• **DIRECTIONS FOR THIS TASK**:
Repeat the entries that follow verbatim, without any of their pictures.

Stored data
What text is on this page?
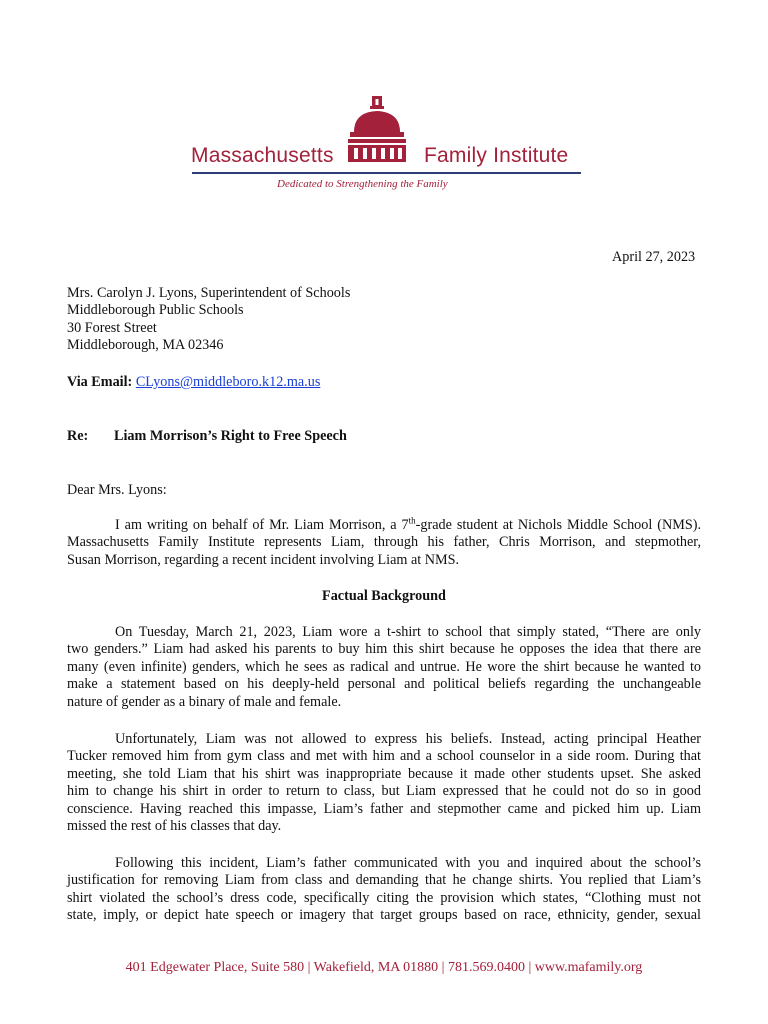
Massachusetts	Family Institute
Dedicated to Strengthening the Family
April 27, 2023
Mrs. Carolyn J. Lyons, Superintendent of Schools
Middleborough Public Schools
30 Forest Street
Middleborough, MA 02346
Via Email: CLyons@middleboro.k12.ma.us
Re: Liam Morrison’s Right to Free Speech
Dear Mrs. Lyons:
I am writing on behalf of Mr. Liam Morrison, a 7th-grade student at Nichols Middle School (NMS).
Massachusetts Family Institute represents Liam, through his father, Chris Morrison, and stepmother,
Susan Morrison, regarding a recent incident involving Liam at NMS.
Factual Background
On Tuesday, March 21, 2023, Liam wore a t-shirt to school that simply stated, “There are only
two genders.” Liam had asked his parents to buy him this shirt because he opposes the idea that there are
many (even infinite) genders, which he sees as radical and untrue. He wore the shirt because he wanted to
make a statement based on his deeply-held personal and political beliefs regarding the unchangeable
nature of gender as a binary of male and female.
Unfortunately, Liam was not allowed to express his beliefs. Instead, acting principal Heather
Tucker removed him from gym class and met with him and a school counselor in a side room. During that
meeting, she told Liam that his shirt was inappropriate because it made other students upset. She asked
him to change his shirt in order to return to class, but Liam expressed that he could not do so in good
conscience. Having reached this impasse, Liam’s father and stepmother came and picked him up. Liam
missed the rest of his classes that day.
Following this incident, Liam’s father communicated with you and inquired about the school’s
justification for removing Liam from class and demanding that he change shirts. You replied that Liam’s
shirt violated the school’s dress code, specifically citing the provision which states, “Clothing must not
state, imply, or depict hate speech or imagery that target groups based on race, ethnicity, gender, sexual
401 Edgewater Place, Suite 580 | Wakefield, MA 01880 | 781.569.0400 | www.mafamily.org
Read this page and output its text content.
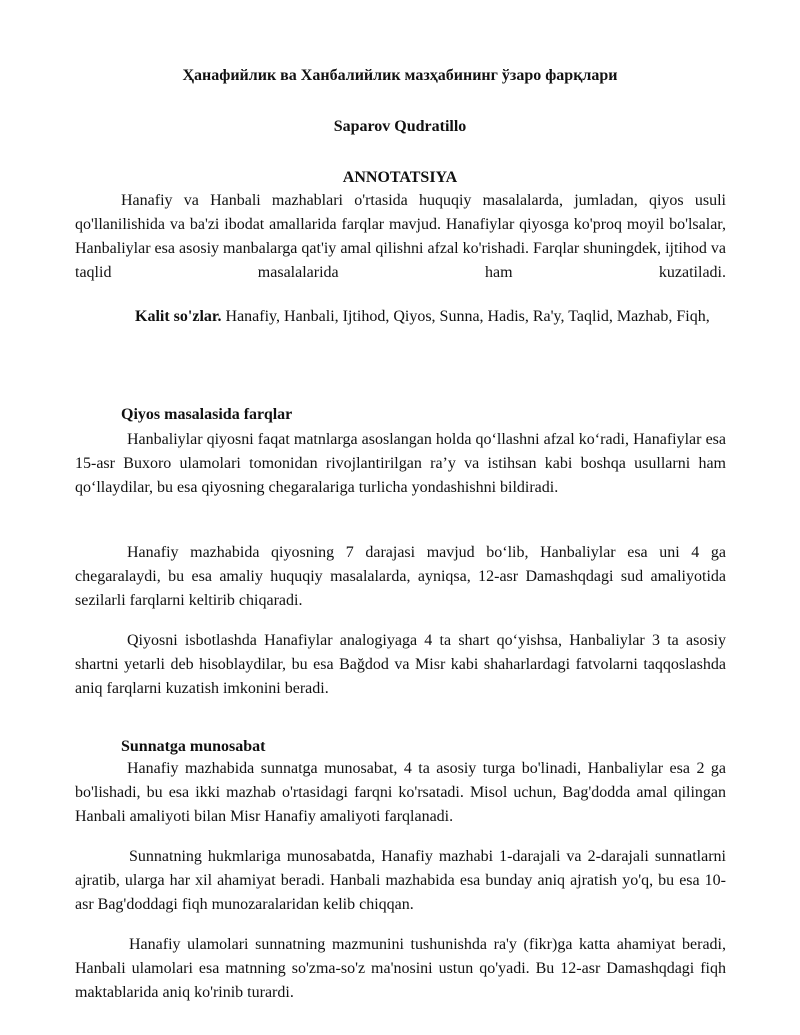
Ҳанафийлик ва Ханбалийлик мазҳабининг ўзаро фарқлари
Saparov Qudratillo
ANNOTATSIYA

Hanafiy va Hanbali mazhablari o'rtasida huquqiy masalalarda, jumladan, qiyos usuli qo'llanilishida va ba'zi ibodat amallarida farqlar mavjud. Hanafiylar qiyosga ko'proq moyil bo'lsalar, Hanbaliylar esa asosiy manbalarga qat'iy amal qilishni afzal ko'rishadi. Farqlar shuningdek, ijtihod va taqlid masalalarida ham kuzatiladi.

Kalit so'zlar. Hanafiy, Hanbali, Ijtihod, Qiyos, Sunna, Hadis, Ra'y, Taqlid, Mazhab, Fiqh,

Qiyos masalasida farqlar

Hanbaliylar qiyosni faqat matnlarga asoslangan holda qo‘llashni afzal ko‘radi, Hanafiylar esa 15-asr Buxoro ulamolari tomonidan rivojlantirilgan ra’y va istihsan kabi boshqa usullarni ham qo‘llaydilar, bu esa qiyosning chegaralariga turlicha yondashishni bildiradi.

Hanafiy mazhabida qiyosning 7 darajasi mavjud bo‘lib, Hanbaliylar esa uni 4 ga chegaralaydi, bu esa amaliy huquqiy masalalarda, ayniqsa, 12-asr Damashqdagi sud amaliyotida sezilarli farqlarni keltirib chiqaradi.

Qiyosni isbotlashda Hanafiylar analogiyaga 4 ta shart qo‘yishsa, Hanbaliylar 3 ta asosiy shartni yetarli deb hisoblaydilar, bu esa Bağdod va Misr kabi shaharlardagi fatvolarni taqqoslashda aniq farqlarni kuzatish imkonini beradi.

Sunnatga munosabat

Hanafiy mazhabida sunnatga munosabat, 4 ta asosiy turga bo'linadi, Hanbaliylar esa 2 ga bo'lishadi, bu esa ikki mazhab o'rtasidagi farqni ko'rsatadi. Misol uchun, Bag'dodda amal qilingan Hanbali amaliyoti bilan Misr Hanafiy amaliyoti farqlanadi.

Sunnatning hukmlariga munosabatda, Hanafiy mazhabi 1-darajali va 2-darajali sunnatlarni ajratib, ularga har xil ahamiyat beradi. Hanbali mazhabida esa bunday aniq ajratish yo'q, bu esa 10-asr Bag'doddagi fiqh munozaralaridan kelib chiqqan.

Hanafiy ulamolari sunnatning mazmunini tushunishda ra'y (fikr)ga katta ahamiyat beradi, Hanbali ulamolari esa matnning so'zma-so'z ma'nosini ustun qo'yadi. Bu 12-asr Damashqdagi fiqh maktablarida aniq ko'rinib turardi.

• **RESULT FOR THIS EXERCISE**:
What text is on this page?
Massachusetts	Family Institute
Dedicated to Strengthening the Family
April 27, 2023
Mrs. Carolyn J. Lyons, Superintendent of Schools
Middleborough Public Schools
30 Forest Street
Middleborough, MA 02346
Via Email: CLyons@middleboro.k12.ma.us
Re: Liam Morrison’s Right to Free Speech
Dear Mrs. Lyons:
I am writing on behalf of Mr. Liam Morrison, a 7th-grade student at Nichols Middle School (NMS).
Massachusetts Family Institute represents Liam, through his father, Chris Morrison, and stepmother,
Susan Morrison, regarding a recent incident involving Liam at NMS.
Factual Background
On Tuesday, March 21, 2023, Liam wore a t-shirt to school that simply stated, “There are only
two genders.” Liam had asked his parents to buy him this shirt because he opposes the idea that there are
many (even infinite) genders, which he sees as radical and untrue. He wore the shirt because he wanted to
make a statement based on his deeply-held personal and political beliefs regarding the unchangeable
nature of gender as a binary of male and female.
Unfortunately, Liam was not allowed to express his beliefs. Instead, acting principal Heather
Tucker removed him from gym class and met with him and a school counselor in a side room. During that
meeting, she told Liam that his shirt was inappropriate because it made other students upset. She asked
him to change his shirt in order to return to class, but Liam expressed that he could not do so in good
conscience. Having reached this impasse, Liam’s father and stepmother came and picked him up. Liam
missed the rest of his classes that day.
Following this incident, Liam’s father communicated with you and inquired about the school’s
justification for removing Liam from class and demanding that he change shirts. You replied that Liam’s
shirt violated the school’s dress code, specifically citing the provision which states, “Clothing must not
state, imply, or depict hate speech or imagery that target groups based on race, ethnicity, gender, sexual
401 Edgewater Place, Suite 580 | Wakefield, MA 01880 | 781.569.0400 | www.mafamily.org
Read this page and output its text content.
Ҳанафийлик ва Ханбалийлик мазҳабининг ўзаро фарқлари
Saparov Qudratillo
ANNOTATSIYA

Hanafiy va Hanbali mazhablari o'rtasida huquqiy masalalarda, jumladan, qiyos usuli qo'llanilishida va ba'zi ibodat amallarida farqlar mavjud. Hanafiylar qiyosga ko'proq moyil bo'lsalar, Hanbaliylar esa asosiy manbalarga qat'iy amal qilishni afzal ko'rishadi. Farqlar shuningdek, ijtihod va taqlid masalalarida ham kuzatiladi.

Kalit so'zlar. Hanafiy, Hanbali, Ijtihod, Qiyos, Sunna, Hadis, Ra'y, Taqlid, Mazhab, Fiqh,

Qiyos masalasida farqlar

Hanbaliylar qiyosni faqat matnlarga asoslangan holda qo‘llashni afzal ko‘radi, Hanafiylar esa 15-asr Buxoro ulamolari tomonidan rivojlantirilgan ra’y va istihsan kabi boshqa usullarni ham qo‘llaydilar, bu esa qiyosning chegaralariga turlicha yondashishni bildiradi.

Hanafiy mazhabida qiyosning 7 darajasi mavjud bo‘lib, Hanbaliylar esa uni 4 ga chegaralaydi, bu esa amaliy huquqiy masalalarda, ayniqsa, 12-asr Damashqdagi sud amaliyotida sezilarli farqlarni keltirib chiqaradi.

Qiyosni isbotlashda Hanafiylar analogiyaga 4 ta shart qo‘yishsa, Hanbaliylar 3 ta asosiy shartni yetarli deb hisoblaydilar, bu esa Bağdod va Misr kabi shaharlardagi fatvolarni taqqoslashda aniq farqlarni kuzatish imkonini beradi.

Sunnatga munosabat

Hanafiy mazhabida sunnatga munosabat, 4 ta asosiy turga bo'linadi, Hanbaliylar esa 2 ga bo'lishadi, bu esa ikki mazhab o'rtasidagi farqni ko'rsatadi. Misol uchun, Bag'dodda amal qilingan Hanbali amaliyoti bilan Misr Hanafiy amaliyoti farqlanadi.

Sunnatning hukmlariga munosabatda, Hanafiy mazhabi 1-darajali va 2-darajali sunnatlarni ajratib, ularga har xil ahamiyat beradi. Hanbali mazhabida esa bunday aniq ajratish yo'q, bu esa 10-asr Bag'doddagi fiqh munozaralaridan kelib chiqqan.

Hanafiy ulamolari sunnatning mazmunini tushunishda ra'y (fikr)ga katta ahamiyat beradi, Hanbali ulamolari esa matnning so'zma-so'z ma'nosini ustun qo'yadi. Bu 12-asr Damashqdagi fiqh maktablarida aniq ko'rinib turardi.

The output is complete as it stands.